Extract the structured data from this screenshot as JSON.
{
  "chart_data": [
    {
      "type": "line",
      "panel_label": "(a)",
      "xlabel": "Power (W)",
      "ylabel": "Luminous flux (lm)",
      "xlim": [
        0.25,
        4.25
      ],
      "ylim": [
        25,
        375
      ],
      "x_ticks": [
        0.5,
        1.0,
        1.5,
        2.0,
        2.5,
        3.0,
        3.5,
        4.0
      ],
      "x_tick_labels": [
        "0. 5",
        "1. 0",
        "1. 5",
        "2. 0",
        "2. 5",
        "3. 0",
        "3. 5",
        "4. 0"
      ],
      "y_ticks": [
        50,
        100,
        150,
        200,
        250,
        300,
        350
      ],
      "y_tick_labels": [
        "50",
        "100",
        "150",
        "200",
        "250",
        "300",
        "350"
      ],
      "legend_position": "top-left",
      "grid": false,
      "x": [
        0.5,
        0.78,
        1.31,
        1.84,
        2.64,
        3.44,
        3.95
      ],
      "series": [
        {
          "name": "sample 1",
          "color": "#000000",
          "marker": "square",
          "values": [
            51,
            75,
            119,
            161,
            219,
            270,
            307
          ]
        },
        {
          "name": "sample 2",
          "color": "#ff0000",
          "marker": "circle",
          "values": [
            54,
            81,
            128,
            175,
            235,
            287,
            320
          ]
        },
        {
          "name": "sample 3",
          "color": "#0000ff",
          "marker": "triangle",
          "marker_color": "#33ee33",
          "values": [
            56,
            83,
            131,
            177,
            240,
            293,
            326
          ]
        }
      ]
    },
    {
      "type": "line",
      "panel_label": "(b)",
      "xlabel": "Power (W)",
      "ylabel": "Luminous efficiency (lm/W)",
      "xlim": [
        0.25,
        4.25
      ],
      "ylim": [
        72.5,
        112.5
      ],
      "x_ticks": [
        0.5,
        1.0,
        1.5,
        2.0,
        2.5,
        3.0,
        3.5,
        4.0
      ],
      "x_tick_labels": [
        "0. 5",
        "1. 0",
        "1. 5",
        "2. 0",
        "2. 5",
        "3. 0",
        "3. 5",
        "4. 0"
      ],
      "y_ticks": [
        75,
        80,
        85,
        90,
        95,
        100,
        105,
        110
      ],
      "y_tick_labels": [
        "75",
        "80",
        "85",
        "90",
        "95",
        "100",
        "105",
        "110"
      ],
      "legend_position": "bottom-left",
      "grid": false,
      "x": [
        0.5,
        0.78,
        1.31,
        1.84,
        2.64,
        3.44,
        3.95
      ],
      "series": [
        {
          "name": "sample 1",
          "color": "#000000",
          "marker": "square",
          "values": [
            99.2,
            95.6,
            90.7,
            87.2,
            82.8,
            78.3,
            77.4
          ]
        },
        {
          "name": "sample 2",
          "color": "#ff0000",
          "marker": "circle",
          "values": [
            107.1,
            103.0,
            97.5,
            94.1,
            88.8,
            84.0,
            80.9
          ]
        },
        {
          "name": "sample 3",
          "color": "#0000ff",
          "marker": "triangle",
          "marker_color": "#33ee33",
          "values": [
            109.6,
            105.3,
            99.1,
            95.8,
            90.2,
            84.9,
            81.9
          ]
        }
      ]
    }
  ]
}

________________________________________

■ AIM OF THE TASK: From the entries above, return each line with the word "left" in it.

■ ANSWER:
      "legend_position": "top-left",
      "legend_position": "bottom-left",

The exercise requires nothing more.